EXERCISE DESCRIPTION => Any pictures in the records below should be skipped; write out everything else exactly.
## START DATA PROVIDED
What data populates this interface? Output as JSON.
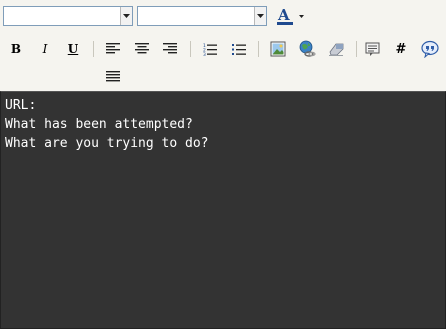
{
  "toolbar": {
    "font_family": {
      "value": "",
      "icon": "chevron-down-icon"
    },
    "font_size": {
      "value": "",
      "icon": "chevron-down-icon"
    },
    "font_color": {
      "label": "A",
      "accent": "#1f4a8f",
      "icon": "font-color-icon"
    },
    "bold": {
      "label": "B"
    },
    "italic": {
      "label": "I"
    },
    "underline": {
      "label": "U"
    },
    "buttons": [
      "bold-icon",
      "italic-icon",
      "underline-icon",
      "align-left-icon",
      "align-center-icon",
      "align-right-icon",
      "justify-icon",
      "ordered-list-icon",
      "unordered-list-icon",
      "insert-image-icon",
      "insert-link-icon",
      "eraser-icon",
      "code-icon",
      "hash-icon",
      "quote-icon"
    ],
    "hash": {
      "label": "#"
    }
  },
  "content": {
    "lines": [
      "URL:",
      "What has been attempted?",
      "What are you trying to do?"
    ]
  },
  "colors": {
    "toolbar_bg": "#f5f4ef",
    "content_bg": "#333333",
    "content_text": "#ffffff"
  }
}
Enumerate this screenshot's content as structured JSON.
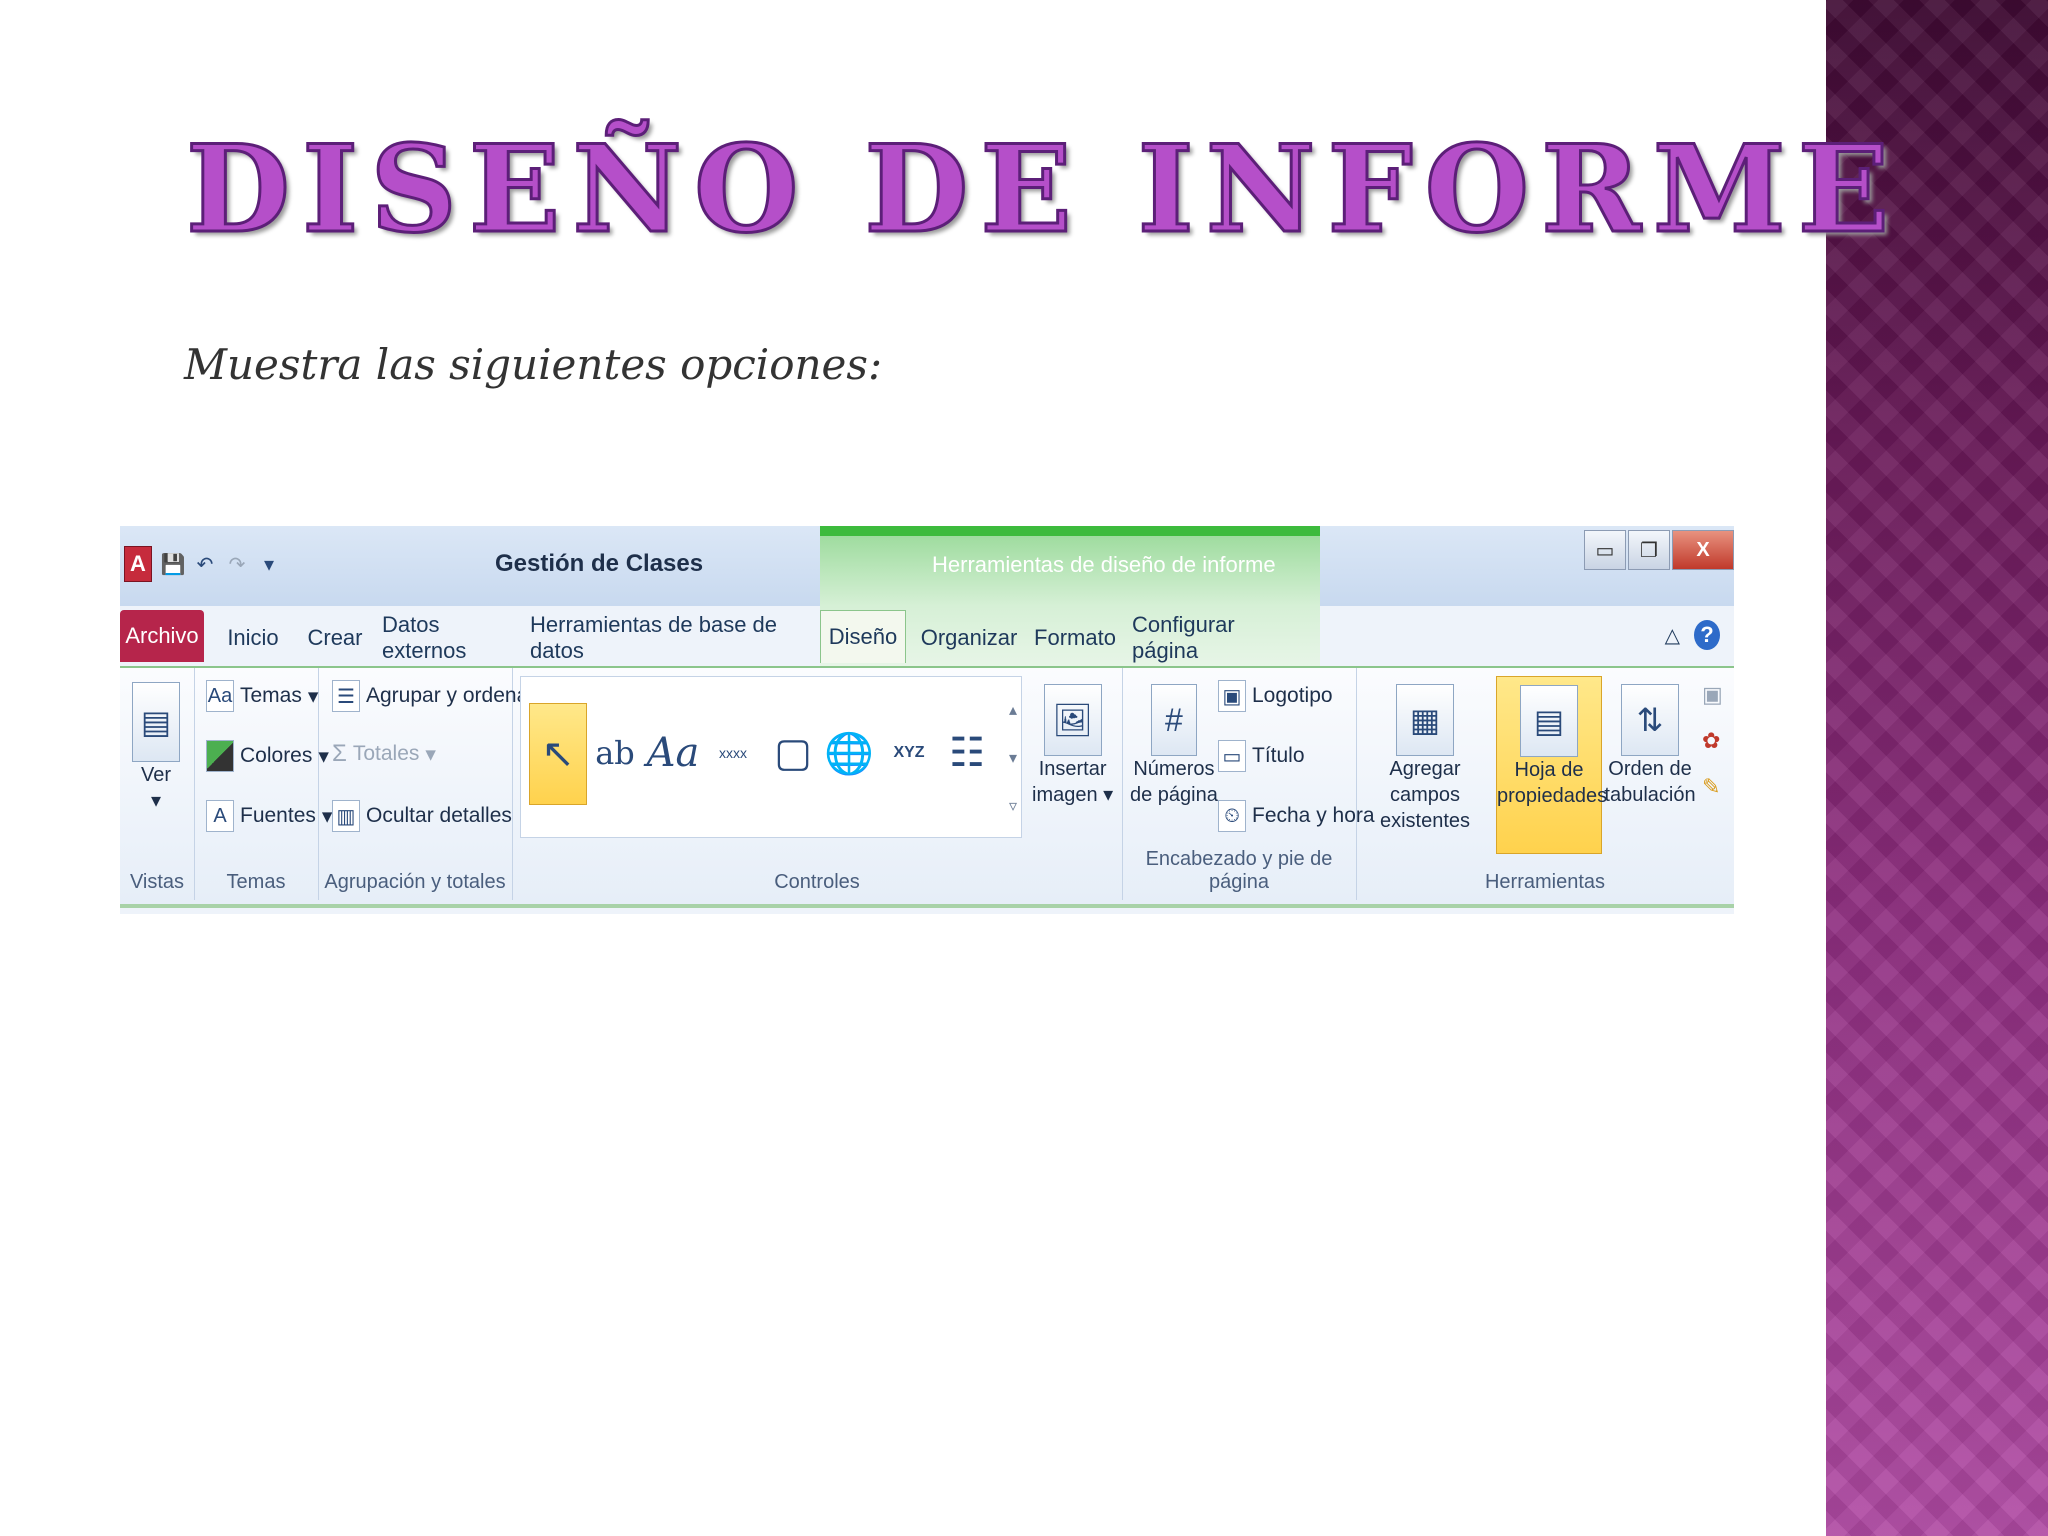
{
  "slide": {
    "title": "DISEÑO DE INFORME",
    "subtitle": "Muestra las siguientes opciones:"
  },
  "ribbon": {
    "app_title": "Gestión de Clases",
    "contextual_title": "Herramientas de diseño de informe",
    "qat": {
      "app_icon": "A",
      "save_icon": "save-icon",
      "undo_icon": "undo-icon",
      "redo_icon": "redo-icon",
      "customize_icon": "customize-icon"
    },
    "window_buttons": {
      "minimize": "▭",
      "restore": "❐",
      "close": "X"
    },
    "tabs": [
      {
        "label": "Archivo"
      },
      {
        "label": "Inicio"
      },
      {
        "label": "Crear"
      },
      {
        "label": "Datos externos"
      },
      {
        "label": "Herramientas de base de datos"
      },
      {
        "label": "Diseño"
      },
      {
        "label": "Organizar"
      },
      {
        "label": "Formato"
      },
      {
        "label": "Configurar página"
      }
    ],
    "help": "?",
    "groups": {
      "vistas": {
        "label": "Vistas",
        "ver": "Ver"
      },
      "temas": {
        "label": "Temas",
        "temas": "Temas",
        "colores": "Colores",
        "fuentes": "Fuentes"
      },
      "agrupacion": {
        "label": "Agrupación y totales",
        "agrupar": "Agrupar y ordenar",
        "totales": "Totales",
        "ocultar": "Ocultar detalles"
      },
      "controles": {
        "label": "Controles",
        "insertar_imagen_1": "Insertar",
        "insertar_imagen_2": "imagen"
      },
      "encabezado": {
        "label": "Encabezado y pie de página",
        "numeros_1": "Números",
        "numeros_2": "de página",
        "logotipo": "Logotipo",
        "titulo": "Título",
        "fecha": "Fecha y hora"
      },
      "herramientas": {
        "label": "Herramientas",
        "agregar_1": "Agregar campos",
        "agregar_2": "existentes",
        "hoja_1": "Hoja de",
        "hoja_2": "propiedades",
        "orden_1": "Orden de",
        "orden_2": "tabulación"
      }
    },
    "controls_text": {
      "textbox": "ab",
      "label": "Aa",
      "button": "xxxx",
      "xyz": "XYZ"
    }
  }
}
## END DATA PROVIDED
ANSWER TO THE TASK =>
What data populates this interface? Output as JSON.
{
  "toolbar": {
    "font_family": {
      "value": "",
      "icon": "chevron-down-icon"
    },
    "font_size": {
      "value": "",
      "icon": "chevron-down-icon"
    },
    "font_color": {
      "label": "A",
      "accent": "#1f4a8f",
      "icon": "font-color-icon"
    },
    "bold": {
      "label": "B"
    },
    "italic": {
      "label": "I"
    },
    "underline": {
      "label": "U"
    },
    "buttons": [
      "bold-icon",
      "italic-icon",
      "underline-icon",
      "align-left-icon",
      "align-center-icon",
      "align-right-icon",
      "justify-icon",
      "ordered-list-icon",
      "unordered-list-icon",
      "insert-image-icon",
      "insert-link-icon",
      "eraser-icon",
      "code-icon",
      "hash-icon",
      "quote-icon"
    ],
    "hash": {
      "label": "#"
    }
  },
  "content": {
    "lines": [
      "URL:",
      "What has been attempted?",
      "What are you trying to do?"
    ]
  },
  "colors": {
    "toolbar_bg": "#f5f4ef",
    "content_bg": "#333333",
    "content_text": "#ffffff"
  }
}
Enumerate this screenshot's content as structured JSON.
{
  "slide": {
    "title": "DISEÑO DE INFORME",
    "subtitle": "Muestra las siguientes opciones:"
  },
  "ribbon": {
    "app_title": "Gestión de Clases",
    "contextual_title": "Herramientas de diseño de informe",
    "qat": {
      "app_icon": "A",
      "save_icon": "save-icon",
      "undo_icon": "undo-icon",
      "redo_icon": "redo-icon",
      "customize_icon": "customize-icon"
    },
    "window_buttons": {
      "minimize": "▭",
      "restore": "❐",
      "close": "X"
    },
    "tabs": [
      {
        "label": "Archivo"
      },
      {
        "label": "Inicio"
      },
      {
        "label": "Crear"
      },
      {
        "label": "Datos externos"
      },
      {
        "label": "Herramientas de base de datos"
      },
      {
        "label": "Diseño"
      },
      {
        "label": "Organizar"
      },
      {
        "label": "Formato"
      },
      {
        "label": "Configurar página"
      }
    ],
    "help": "?",
    "groups": {
      "vistas": {
        "label": "Vistas",
        "ver": "Ver"
      },
      "temas": {
        "label": "Temas",
        "temas": "Temas",
        "colores": "Colores",
        "fuentes": "Fuentes"
      },
      "agrupacion": {
        "label": "Agrupación y totales",
        "agrupar": "Agrupar y ordenar",
        "totales": "Totales",
        "ocultar": "Ocultar detalles"
      },
      "controles": {
        "label": "Controles",
        "insertar_imagen_1": "Insertar",
        "insertar_imagen_2": "imagen"
      },
      "encabezado": {
        "label": "Encabezado y pie de página",
        "numeros_1": "Números",
        "numeros_2": "de página",
        "logotipo": "Logotipo",
        "titulo": "Título",
        "fecha": "Fecha y hora"
      },
      "herramientas": {
        "label": "Herramientas",
        "agregar_1": "Agregar campos",
        "agregar_2": "existentes",
        "hoja_1": "Hoja de",
        "hoja_2": "propiedades",
        "orden_1": "Orden de",
        "orden_2": "tabulación"
      }
    },
    "controls_text": {
      "textbox": "ab",
      "label": "Aa",
      "button": "xxxx",
      "xyz": "XYZ"
    }
  }
}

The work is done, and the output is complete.